TASK:
Set down, unchanged, the stretch of the records from their start through the line containing "440, 686, 450]".

MATERIAL:
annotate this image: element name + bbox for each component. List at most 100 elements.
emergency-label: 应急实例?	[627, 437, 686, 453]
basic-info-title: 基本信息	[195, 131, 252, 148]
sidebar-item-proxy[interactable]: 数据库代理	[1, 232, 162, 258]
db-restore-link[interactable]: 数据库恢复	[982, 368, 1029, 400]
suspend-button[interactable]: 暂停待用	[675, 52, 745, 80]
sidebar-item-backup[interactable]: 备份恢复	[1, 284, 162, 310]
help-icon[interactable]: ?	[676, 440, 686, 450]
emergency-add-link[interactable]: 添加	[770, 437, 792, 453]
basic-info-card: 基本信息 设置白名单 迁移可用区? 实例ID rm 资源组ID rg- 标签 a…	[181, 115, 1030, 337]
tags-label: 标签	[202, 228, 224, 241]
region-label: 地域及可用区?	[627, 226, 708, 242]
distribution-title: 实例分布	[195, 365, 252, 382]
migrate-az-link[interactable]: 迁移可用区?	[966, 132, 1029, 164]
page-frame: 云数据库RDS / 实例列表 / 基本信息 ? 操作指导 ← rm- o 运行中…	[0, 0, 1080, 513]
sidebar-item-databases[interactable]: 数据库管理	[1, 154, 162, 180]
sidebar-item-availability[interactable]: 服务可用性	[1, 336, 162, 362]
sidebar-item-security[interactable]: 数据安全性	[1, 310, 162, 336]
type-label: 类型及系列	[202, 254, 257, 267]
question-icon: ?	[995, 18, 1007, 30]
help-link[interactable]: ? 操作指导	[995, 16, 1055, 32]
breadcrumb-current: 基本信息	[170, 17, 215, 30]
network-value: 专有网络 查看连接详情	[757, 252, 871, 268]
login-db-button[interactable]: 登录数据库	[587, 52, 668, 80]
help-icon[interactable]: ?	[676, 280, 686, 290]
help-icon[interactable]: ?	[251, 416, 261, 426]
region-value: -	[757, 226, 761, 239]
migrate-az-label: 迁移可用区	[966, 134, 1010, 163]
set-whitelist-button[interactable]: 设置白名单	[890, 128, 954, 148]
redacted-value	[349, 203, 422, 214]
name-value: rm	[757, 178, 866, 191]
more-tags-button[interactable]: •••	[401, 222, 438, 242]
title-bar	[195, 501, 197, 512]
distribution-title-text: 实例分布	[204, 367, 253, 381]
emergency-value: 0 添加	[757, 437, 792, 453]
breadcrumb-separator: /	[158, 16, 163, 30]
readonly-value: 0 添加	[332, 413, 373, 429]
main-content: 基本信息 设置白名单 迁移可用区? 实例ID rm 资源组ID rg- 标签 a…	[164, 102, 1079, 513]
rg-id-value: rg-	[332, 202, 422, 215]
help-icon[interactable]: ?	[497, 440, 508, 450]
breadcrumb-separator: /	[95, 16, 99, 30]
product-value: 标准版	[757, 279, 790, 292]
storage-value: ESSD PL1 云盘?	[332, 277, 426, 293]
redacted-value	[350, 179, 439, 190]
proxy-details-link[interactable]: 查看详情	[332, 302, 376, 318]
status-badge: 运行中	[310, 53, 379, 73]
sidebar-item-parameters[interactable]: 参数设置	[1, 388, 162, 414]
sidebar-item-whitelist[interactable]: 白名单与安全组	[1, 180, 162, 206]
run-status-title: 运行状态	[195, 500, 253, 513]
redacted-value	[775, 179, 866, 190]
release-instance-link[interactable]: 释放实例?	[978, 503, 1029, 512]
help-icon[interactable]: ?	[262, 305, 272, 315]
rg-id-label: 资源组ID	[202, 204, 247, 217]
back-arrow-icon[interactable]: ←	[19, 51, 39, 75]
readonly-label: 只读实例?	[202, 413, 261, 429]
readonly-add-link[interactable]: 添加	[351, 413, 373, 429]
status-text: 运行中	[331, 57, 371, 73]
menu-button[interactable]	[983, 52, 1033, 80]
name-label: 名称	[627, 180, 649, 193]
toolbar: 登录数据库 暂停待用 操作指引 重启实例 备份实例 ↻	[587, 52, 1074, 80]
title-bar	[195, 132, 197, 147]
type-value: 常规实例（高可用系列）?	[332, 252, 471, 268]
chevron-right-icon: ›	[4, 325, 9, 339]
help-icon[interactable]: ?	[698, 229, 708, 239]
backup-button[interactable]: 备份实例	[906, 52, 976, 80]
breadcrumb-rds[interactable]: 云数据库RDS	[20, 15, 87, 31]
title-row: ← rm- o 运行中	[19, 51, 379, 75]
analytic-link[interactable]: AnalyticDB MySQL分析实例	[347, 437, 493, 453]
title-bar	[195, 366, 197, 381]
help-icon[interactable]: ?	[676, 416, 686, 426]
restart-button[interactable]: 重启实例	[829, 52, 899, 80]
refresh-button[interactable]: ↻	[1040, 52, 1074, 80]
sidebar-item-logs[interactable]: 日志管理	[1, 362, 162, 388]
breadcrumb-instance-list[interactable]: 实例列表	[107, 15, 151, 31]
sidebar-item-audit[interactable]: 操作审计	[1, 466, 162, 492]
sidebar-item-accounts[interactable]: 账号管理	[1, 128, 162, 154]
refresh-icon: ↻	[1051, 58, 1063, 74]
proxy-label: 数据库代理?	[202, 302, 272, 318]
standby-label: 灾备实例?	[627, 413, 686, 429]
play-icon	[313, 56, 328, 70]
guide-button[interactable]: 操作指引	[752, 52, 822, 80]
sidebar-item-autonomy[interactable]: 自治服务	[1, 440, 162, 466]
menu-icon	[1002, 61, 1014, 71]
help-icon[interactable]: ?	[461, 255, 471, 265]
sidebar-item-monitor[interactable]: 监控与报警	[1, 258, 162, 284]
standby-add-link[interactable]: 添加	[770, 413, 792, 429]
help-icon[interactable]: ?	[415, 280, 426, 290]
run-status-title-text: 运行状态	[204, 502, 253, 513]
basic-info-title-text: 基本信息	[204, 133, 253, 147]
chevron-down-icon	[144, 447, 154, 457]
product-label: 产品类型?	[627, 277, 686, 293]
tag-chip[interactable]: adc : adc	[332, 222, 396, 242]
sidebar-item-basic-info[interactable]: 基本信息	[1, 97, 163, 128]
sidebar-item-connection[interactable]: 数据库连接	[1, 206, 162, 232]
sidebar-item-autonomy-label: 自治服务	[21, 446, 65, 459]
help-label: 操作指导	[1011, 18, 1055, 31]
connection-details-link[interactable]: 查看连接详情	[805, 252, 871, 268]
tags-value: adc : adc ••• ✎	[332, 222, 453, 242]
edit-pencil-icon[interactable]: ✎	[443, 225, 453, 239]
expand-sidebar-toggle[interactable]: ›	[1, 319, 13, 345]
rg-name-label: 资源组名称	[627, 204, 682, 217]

SOLUTION TO THIS PROBLEM:
annotate this image: element name + bbox for each component. List at most 100 elements.
emergency-label: 应急实例?	[627, 437, 686, 453]
basic-info-title: 基本信息	[195, 131, 252, 148]
sidebar-item-proxy[interactable]: 数据库代理	[1, 232, 162, 258]
db-restore-link[interactable]: 数据库恢复	[982, 368, 1029, 400]
suspend-button[interactable]: 暂停待用	[675, 52, 745, 80]
sidebar-item-backup[interactable]: 备份恢复	[1, 284, 162, 310]
help-icon[interactable]: ?	[676, 440, 686, 450]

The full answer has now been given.